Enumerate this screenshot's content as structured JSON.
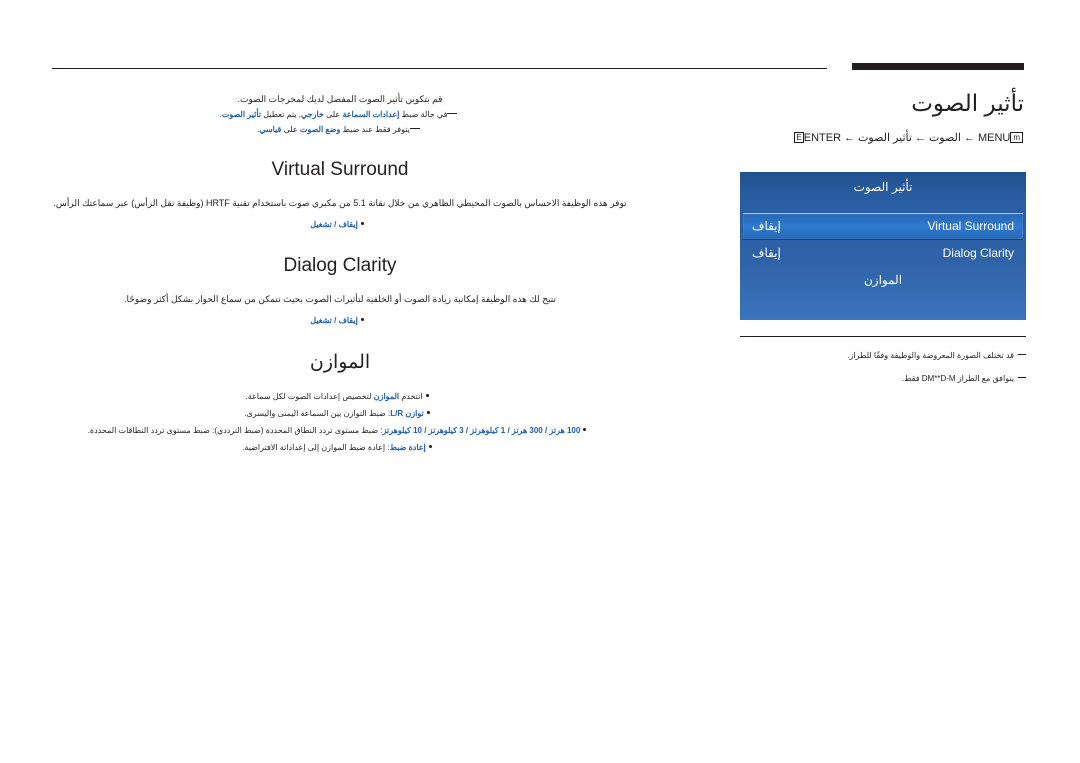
{
  "header": {
    "title": "تأثير الصوت",
    "breadcrumb": {
      "menu_key": "MENU",
      "arrow": "←",
      "seg1": "الصوت",
      "seg2": "تأثير الصوت",
      "enter": "ENTER",
      "enter_key_glyph": "↵"
    }
  },
  "intro": {
    "line1": "قم بتكوين تأثير الصوت المفضل لديك لمخرجات الصوت.",
    "line2_pre": "في حالة ضبط",
    "line2_b1": "إعدادات السماعة",
    "line2_mid": "على",
    "line2_b2": "خارجي",
    "line2_post": ", يتم تعطيل",
    "line2_b3": "تأثير الصوت",
    "line2_end": ".",
    "line3_pre": "يتوفر فقط عند ضبط",
    "line3_b1": "وضع الصوت",
    "line3_mid": "على",
    "line3_b2": "قياسي",
    "line3_end": "."
  },
  "sections": [
    {
      "id": "virtual-surround",
      "title": "Virtual Surround",
      "rtl": false,
      "body": "توفر هذه الوظيفة الاحساس بالصوت المحيطي الظاهري من خلال نقاتة 5.1 من مكبري صوت باستخدام تقنية HRTF (وظيفة نقل الرأس) عبر سماعتك الرأس.",
      "bullets": [
        {
          "text": "إيقاف / تشغيل",
          "highlight": true
        }
      ]
    },
    {
      "id": "dialog-clarity",
      "title": "Dialog Clarity",
      "rtl": false,
      "body": "تتيح لك هذه الوظيفة إمكانية زيادة الصوت أو الخلفية لتأثيرات الصوت بحيث تتمكن من سماع الحوار بشكل أكثر وضوحًا.",
      "bullets": [
        {
          "text": "إيقاف / تشغيل",
          "highlight": true
        }
      ]
    },
    {
      "id": "balance",
      "title": "الموازن",
      "rtl": true,
      "body": "",
      "bullets": [
        {
          "text_pre": "انتخدم ",
          "text_hl": "الموازن",
          "text_post": " لتخصيص إعدادات الصوت لكل سماعة."
        },
        {
          "text_pre": "",
          "text_hl": "توازن L/R",
          "text_post": ": ضبط التوازن بين السماعة اليمنى واليسرى."
        },
        {
          "text_pre": "",
          "text_hl": "100 هرتز / 300 هرتز / 1 كيلوهرتز / 3 كيلوهرتز / 10 كيلوهرتز",
          "text_post": ": ضبط مستوى تردد النطاق المحددة (ضبط الترددي): ضبط مستوى تردد النطاقات المحددة."
        },
        {
          "text_pre": "",
          "text_hl": "إعادة ضبط",
          "text_post": ": إعادة ضبط الموازن إلى إعداداته الافتراضية."
        }
      ]
    }
  ],
  "osd": {
    "title": "تأثير الصوت",
    "rows": [
      {
        "label": "إيقاف",
        "value": "Virtual Surround",
        "selected": true
      },
      {
        "label": "إيقاف",
        "value": "Dialog Clarity",
        "selected": false
      },
      {
        "label": "",
        "value": "الموازن",
        "selected": false,
        "centered": true
      }
    ]
  },
  "notes": [
    "قد تختلف الصورة المعروضة والوظيفة وفقًا للطراز.",
    "يتوافق مع الطراز DM**D-M فقط."
  ]
}
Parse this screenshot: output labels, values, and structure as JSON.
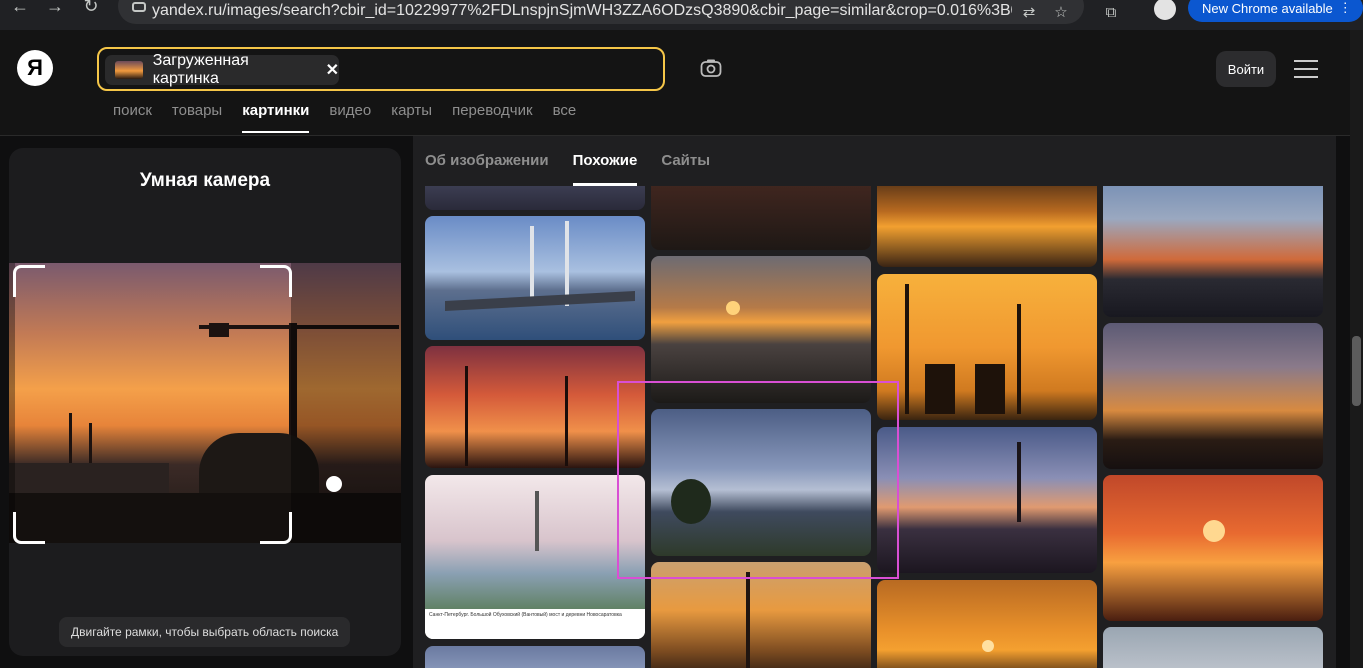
{
  "browser": {
    "url": "yandex.ru/images/search?cbir_id=10229977%2FDLnspjnSjmWH3ZZA6ODzsQ3890&cbir_page=similar&crop=0.016%3B0.016%3...",
    "update_label": "New Chrome available"
  },
  "header": {
    "logo": "Я",
    "search_chip_label": "Загруженная картинка",
    "login_label": "Войти",
    "tabs": [
      "поиск",
      "товары",
      "картинки",
      "видео",
      "карты",
      "переводчик",
      "все"
    ],
    "active_tab": "картинки"
  },
  "smart_camera": {
    "title": "Умная камера",
    "hint": "Двигайте рамки, чтобы выбрать область поиска"
  },
  "results": {
    "tabs": [
      "Об изображении",
      "Похожие",
      "Сайты"
    ],
    "active_tab": "Похожие",
    "caption_text": "Санкт-Петербург. Большой Обуховский (Вантовый) мост и деревни Новосаратовка"
  },
  "colors": {
    "accent_search_border": "#f5c648",
    "highlight_box": "#d94fd4",
    "chrome_update": "#0b57d0"
  }
}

_____

- **WHAT YOU SHOULD DO**
Copy the records exactly. Skip the pictures.

- **RESPONSE TO THE EXERCISE**
Enumerate this screenshot's content as structured JSON.
{
  "header": {
    "title": "تأثير الصوت",
    "breadcrumb": {
      "menu_key": "MENU",
      "arrow": "←",
      "seg1": "الصوت",
      "seg2": "تأثير الصوت",
      "enter": "ENTER",
      "enter_key_glyph": "↵"
    }
  },
  "intro": {
    "line1": "قم بتكوين تأثير الصوت المفضل لديك لمخرجات الصوت.",
    "line2_pre": "في حالة ضبط",
    "line2_b1": "إعدادات السماعة",
    "line2_mid": "على",
    "line2_b2": "خارجي",
    "line2_post": ", يتم تعطيل",
    "line2_b3": "تأثير الصوت",
    "line2_end": ".",
    "line3_pre": "يتوفر فقط عند ضبط",
    "line3_b1": "وضع الصوت",
    "line3_mid": "على",
    "line3_b2": "قياسي",
    "line3_end": "."
  },
  "sections": [
    {
      "id": "virtual-surround",
      "title": "Virtual Surround",
      "rtl": false,
      "body": "توفر هذه الوظيفة الاحساس بالصوت المحيطي الظاهري من خلال نقاتة 5.1 من مكبري صوت باستخدام تقنية HRTF (وظيفة نقل الرأس) عبر سماعتك الرأس.",
      "bullets": [
        {
          "text": "إيقاف / تشغيل",
          "highlight": true
        }
      ]
    },
    {
      "id": "dialog-clarity",
      "title": "Dialog Clarity",
      "rtl": false,
      "body": "تتيح لك هذه الوظيفة إمكانية زيادة الصوت أو الخلفية لتأثيرات الصوت بحيث تتمكن من سماع الحوار بشكل أكثر وضوحًا.",
      "bullets": [
        {
          "text": "إيقاف / تشغيل",
          "highlight": true
        }
      ]
    },
    {
      "id": "balance",
      "title": "الموازن",
      "rtl": true,
      "body": "",
      "bullets": [
        {
          "text_pre": "انتخدم ",
          "text_hl": "الموازن",
          "text_post": " لتخصيص إعدادات الصوت لكل سماعة."
        },
        {
          "text_pre": "",
          "text_hl": "توازن L/R",
          "text_post": ": ضبط التوازن بين السماعة اليمنى واليسرى."
        },
        {
          "text_pre": "",
          "text_hl": "100 هرتز / 300 هرتز / 1 كيلوهرتز / 3 كيلوهرتز / 10 كيلوهرتز",
          "text_post": ": ضبط مستوى تردد النطاق المحددة (ضبط الترددي): ضبط مستوى تردد النطاقات المحددة."
        },
        {
          "text_pre": "",
          "text_hl": "إعادة ضبط",
          "text_post": ": إعادة ضبط الموازن إلى إعداداته الافتراضية."
        }
      ]
    }
  ],
  "osd": {
    "title": "تأثير الصوت",
    "rows": [
      {
        "label": "إيقاف",
        "value": "Virtual Surround",
        "selected": true
      },
      {
        "label": "إيقاف",
        "value": "Dialog Clarity",
        "selected": false
      },
      {
        "label": "",
        "value": "الموازن",
        "selected": false,
        "centered": true
      }
    ]
  },
  "notes": [
    "قد تختلف الصورة المعروضة والوظيفة وفقًا للطراز.",
    "يتوافق مع الطراز DM**D-M فقط."
  ]
}
Parse this screenshot: output labels, values, and structure as JSON.
{
  "browser": {
    "url": "yandex.ru/images/search?cbir_id=10229977%2FDLnspjnSjmWH3ZZA6ODzsQ3890&cbir_page=similar&crop=0.016%3B0.016%3...",
    "update_label": "New Chrome available"
  },
  "header": {
    "logo": "Я",
    "search_chip_label": "Загруженная картинка",
    "login_label": "Войти",
    "tabs": [
      "поиск",
      "товары",
      "картинки",
      "видео",
      "карты",
      "переводчик",
      "все"
    ],
    "active_tab": "картинки"
  },
  "smart_camera": {
    "title": "Умная камера",
    "hint": "Двигайте рамки, чтобы выбрать область поиска"
  },
  "results": {
    "tabs": [
      "Об изображении",
      "Похожие",
      "Сайты"
    ],
    "active_tab": "Похожие",
    "caption_text": "Санкт-Петербург. Большой Обуховский (Вантовый) мост и деревни Новосаратовка"
  },
  "colors": {
    "accent_search_border": "#f5c648",
    "highlight_box": "#d94fd4",
    "chrome_update": "#0b57d0"
  }
}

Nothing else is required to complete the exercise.